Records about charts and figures
· · · · · · ·

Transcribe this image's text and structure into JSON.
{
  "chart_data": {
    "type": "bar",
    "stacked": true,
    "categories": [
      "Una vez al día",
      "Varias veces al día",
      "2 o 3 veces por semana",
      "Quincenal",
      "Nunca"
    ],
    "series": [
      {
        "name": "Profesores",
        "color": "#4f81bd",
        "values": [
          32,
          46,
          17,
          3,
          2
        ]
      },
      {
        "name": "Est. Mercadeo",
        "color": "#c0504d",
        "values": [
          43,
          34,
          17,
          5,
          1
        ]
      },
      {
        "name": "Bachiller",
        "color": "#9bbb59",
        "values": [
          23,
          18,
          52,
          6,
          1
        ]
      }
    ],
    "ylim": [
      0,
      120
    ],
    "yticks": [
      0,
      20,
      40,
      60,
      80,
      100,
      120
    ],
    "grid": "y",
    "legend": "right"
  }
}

· · · · · · ·

## [Written problem]
Reproduce the full listing exactly.

## [Result of the task]
Transcribe this image's text and structure into JSON.
{
  "chart_data": {
    "type": "bar",
    "stacked": true,
    "categories": [
      "Una vez al día",
      "Varias veces al día",
      "2 o 3 veces por semana",
      "Quincenal",
      "Nunca"
    ],
    "series": [
      {
        "name": "Profesores",
        "color": "#4f81bd",
        "values": [
          32,
          46,
          17,
          3,
          2
        ]
      },
      {
        "name": "Est. Mercadeo",
        "color": "#c0504d",
        "values": [
          43,
          34,
          17,
          5,
          1
        ]
      },
      {
        "name": "Bachiller",
        "color": "#9bbb59",
        "values": [
          23,
          18,
          52,
          6,
          1
        ]
      }
    ],
    "ylim": [
      0,
      120
    ],
    "yticks": [
      0,
      20,
      40,
      60,
      80,
      100,
      120
    ],
    "grid": "y",
    "legend": "right"
  }
}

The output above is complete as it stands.